- Instructions for the task:
In the entries below, find every line with "accent" and copy it.

- Raw data:
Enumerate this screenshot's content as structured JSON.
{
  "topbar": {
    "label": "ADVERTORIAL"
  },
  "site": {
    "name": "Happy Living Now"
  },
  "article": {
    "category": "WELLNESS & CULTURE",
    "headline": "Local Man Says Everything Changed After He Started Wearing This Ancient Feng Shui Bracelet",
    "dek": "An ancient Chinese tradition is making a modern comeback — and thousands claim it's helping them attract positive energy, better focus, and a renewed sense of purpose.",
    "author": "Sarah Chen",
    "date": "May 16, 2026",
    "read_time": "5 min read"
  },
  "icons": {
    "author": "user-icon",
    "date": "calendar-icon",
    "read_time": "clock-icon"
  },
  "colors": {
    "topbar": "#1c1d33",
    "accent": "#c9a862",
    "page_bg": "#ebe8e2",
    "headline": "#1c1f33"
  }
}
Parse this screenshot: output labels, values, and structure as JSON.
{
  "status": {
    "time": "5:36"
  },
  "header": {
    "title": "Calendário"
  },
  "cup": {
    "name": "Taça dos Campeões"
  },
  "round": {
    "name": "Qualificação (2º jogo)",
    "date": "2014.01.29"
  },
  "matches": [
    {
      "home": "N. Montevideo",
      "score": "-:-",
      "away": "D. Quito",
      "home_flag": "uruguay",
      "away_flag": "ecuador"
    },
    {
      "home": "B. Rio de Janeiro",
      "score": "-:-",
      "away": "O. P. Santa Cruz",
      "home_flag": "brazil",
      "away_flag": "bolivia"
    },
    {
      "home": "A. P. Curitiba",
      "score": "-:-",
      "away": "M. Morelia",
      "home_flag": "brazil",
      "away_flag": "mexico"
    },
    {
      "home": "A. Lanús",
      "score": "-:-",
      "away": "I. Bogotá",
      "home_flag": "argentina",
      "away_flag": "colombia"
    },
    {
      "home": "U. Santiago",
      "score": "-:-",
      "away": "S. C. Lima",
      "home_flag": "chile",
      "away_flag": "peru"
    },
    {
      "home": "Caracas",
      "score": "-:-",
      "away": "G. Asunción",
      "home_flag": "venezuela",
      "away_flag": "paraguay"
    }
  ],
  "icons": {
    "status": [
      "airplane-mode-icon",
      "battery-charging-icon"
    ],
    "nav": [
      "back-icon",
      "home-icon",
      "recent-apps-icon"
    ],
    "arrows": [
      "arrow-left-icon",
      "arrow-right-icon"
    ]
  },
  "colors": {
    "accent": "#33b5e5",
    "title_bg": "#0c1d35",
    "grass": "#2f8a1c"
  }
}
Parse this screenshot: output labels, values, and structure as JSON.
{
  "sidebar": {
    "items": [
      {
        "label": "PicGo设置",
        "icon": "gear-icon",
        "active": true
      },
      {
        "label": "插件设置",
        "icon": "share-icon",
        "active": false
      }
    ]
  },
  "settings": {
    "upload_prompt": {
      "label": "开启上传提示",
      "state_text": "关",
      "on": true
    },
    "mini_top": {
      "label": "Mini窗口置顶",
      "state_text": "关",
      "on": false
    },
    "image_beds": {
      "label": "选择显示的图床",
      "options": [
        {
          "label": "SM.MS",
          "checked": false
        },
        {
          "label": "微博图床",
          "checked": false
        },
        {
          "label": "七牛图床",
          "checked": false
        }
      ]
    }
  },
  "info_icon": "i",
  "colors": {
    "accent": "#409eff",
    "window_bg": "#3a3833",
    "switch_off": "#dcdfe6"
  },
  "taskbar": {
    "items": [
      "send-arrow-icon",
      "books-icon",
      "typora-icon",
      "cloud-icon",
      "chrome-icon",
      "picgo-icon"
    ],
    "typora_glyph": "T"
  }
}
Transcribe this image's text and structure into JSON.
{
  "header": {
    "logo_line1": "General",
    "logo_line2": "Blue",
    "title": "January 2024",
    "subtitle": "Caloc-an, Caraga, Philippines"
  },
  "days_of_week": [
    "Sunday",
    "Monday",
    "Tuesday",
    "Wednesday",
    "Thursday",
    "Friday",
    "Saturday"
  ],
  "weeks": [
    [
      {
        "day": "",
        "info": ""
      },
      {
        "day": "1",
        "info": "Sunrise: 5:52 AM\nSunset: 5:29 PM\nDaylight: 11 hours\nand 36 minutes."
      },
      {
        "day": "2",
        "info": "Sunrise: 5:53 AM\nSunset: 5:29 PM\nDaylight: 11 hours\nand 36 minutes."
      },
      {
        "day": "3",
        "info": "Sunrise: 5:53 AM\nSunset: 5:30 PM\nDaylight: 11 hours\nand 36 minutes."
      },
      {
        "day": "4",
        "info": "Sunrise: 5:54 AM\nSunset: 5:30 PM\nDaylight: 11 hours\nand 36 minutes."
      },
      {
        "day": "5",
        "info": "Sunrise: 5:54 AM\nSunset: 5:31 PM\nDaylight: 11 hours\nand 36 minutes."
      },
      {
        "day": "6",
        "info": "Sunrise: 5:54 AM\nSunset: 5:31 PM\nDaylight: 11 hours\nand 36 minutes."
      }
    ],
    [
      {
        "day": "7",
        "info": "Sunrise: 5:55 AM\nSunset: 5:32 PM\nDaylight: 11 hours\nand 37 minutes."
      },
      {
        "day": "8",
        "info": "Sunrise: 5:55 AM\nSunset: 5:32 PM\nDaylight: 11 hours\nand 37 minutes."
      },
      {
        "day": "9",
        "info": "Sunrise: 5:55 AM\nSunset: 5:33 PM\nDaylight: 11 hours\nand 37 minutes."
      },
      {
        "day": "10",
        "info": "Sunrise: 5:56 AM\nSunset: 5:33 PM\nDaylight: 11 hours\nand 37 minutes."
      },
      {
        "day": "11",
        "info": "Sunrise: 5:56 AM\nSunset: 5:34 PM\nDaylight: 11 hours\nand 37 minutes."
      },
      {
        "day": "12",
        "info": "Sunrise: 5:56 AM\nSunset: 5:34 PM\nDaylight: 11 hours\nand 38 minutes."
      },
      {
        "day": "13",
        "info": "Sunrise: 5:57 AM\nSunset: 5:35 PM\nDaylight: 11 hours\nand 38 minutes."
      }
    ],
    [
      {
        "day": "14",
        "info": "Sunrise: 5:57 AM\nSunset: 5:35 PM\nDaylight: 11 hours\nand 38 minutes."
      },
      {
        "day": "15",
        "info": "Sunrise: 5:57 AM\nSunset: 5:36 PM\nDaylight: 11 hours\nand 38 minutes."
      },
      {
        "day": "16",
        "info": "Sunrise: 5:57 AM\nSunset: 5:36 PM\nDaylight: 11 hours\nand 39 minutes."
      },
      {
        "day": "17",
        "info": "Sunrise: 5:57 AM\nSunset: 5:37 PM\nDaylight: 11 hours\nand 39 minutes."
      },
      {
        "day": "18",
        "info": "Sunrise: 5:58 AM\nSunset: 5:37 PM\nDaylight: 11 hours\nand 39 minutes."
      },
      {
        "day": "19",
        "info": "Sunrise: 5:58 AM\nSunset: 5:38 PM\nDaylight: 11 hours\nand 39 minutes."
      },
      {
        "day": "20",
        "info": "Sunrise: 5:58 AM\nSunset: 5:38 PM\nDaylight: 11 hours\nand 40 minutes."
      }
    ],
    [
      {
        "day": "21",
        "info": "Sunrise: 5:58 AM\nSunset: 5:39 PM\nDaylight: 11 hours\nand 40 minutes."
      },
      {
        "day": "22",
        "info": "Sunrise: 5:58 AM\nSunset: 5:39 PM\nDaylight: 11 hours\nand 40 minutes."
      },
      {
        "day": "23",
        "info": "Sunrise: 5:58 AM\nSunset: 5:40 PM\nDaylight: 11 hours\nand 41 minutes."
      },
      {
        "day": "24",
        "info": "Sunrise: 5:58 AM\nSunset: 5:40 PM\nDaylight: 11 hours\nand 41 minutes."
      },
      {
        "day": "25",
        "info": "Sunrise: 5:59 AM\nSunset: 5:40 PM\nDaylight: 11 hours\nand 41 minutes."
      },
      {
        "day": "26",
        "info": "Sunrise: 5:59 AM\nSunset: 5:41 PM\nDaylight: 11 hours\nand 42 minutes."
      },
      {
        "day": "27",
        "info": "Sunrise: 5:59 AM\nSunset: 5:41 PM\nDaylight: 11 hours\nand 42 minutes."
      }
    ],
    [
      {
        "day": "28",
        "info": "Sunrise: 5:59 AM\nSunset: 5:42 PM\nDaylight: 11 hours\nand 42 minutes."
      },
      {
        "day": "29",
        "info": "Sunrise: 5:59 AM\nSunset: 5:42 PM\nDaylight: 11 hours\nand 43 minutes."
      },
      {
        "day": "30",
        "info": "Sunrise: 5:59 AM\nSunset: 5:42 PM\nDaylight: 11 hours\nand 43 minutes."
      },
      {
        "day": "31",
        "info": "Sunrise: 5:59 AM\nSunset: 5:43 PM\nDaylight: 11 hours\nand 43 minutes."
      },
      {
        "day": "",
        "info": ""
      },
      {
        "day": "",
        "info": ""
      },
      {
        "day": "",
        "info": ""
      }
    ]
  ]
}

- Worked solution:
    "accent": "#c9a862",
    "accent": "#33b5e5",
    "accent": "#409eff",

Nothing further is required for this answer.